◆ Data supplied
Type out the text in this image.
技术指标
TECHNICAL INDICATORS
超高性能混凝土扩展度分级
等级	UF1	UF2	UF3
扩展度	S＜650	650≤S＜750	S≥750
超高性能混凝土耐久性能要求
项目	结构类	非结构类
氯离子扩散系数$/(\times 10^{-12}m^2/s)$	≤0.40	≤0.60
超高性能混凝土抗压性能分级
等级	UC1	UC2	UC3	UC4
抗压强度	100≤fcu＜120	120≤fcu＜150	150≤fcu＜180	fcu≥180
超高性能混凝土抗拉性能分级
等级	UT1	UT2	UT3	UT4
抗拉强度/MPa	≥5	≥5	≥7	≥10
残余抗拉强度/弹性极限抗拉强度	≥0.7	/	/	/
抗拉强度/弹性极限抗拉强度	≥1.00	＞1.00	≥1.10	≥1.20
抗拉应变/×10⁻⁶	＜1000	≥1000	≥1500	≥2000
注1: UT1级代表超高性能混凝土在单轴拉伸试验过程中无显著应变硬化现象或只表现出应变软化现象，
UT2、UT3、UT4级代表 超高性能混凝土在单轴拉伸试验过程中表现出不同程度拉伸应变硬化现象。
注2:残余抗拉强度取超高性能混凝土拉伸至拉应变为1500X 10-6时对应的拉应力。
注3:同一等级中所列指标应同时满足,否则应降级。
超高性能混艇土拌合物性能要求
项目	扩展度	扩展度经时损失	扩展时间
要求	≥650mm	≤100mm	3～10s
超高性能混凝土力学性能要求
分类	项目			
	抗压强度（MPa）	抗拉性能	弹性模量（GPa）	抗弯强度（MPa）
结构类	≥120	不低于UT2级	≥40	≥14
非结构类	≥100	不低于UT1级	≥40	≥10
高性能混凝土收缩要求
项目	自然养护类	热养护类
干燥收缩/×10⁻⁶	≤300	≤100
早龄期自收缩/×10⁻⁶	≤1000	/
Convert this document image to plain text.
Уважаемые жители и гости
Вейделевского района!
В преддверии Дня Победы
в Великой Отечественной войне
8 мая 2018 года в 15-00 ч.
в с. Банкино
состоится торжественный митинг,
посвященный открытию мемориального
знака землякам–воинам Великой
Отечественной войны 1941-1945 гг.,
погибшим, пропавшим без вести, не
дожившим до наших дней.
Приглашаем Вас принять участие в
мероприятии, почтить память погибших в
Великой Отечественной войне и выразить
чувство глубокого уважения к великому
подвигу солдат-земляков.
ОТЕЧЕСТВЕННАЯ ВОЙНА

◆ Requirements
Search the records for the string "text" and return every line in which it occurs.

◆ Final answer
Type out the text in this image.
Convert this document image to plain text.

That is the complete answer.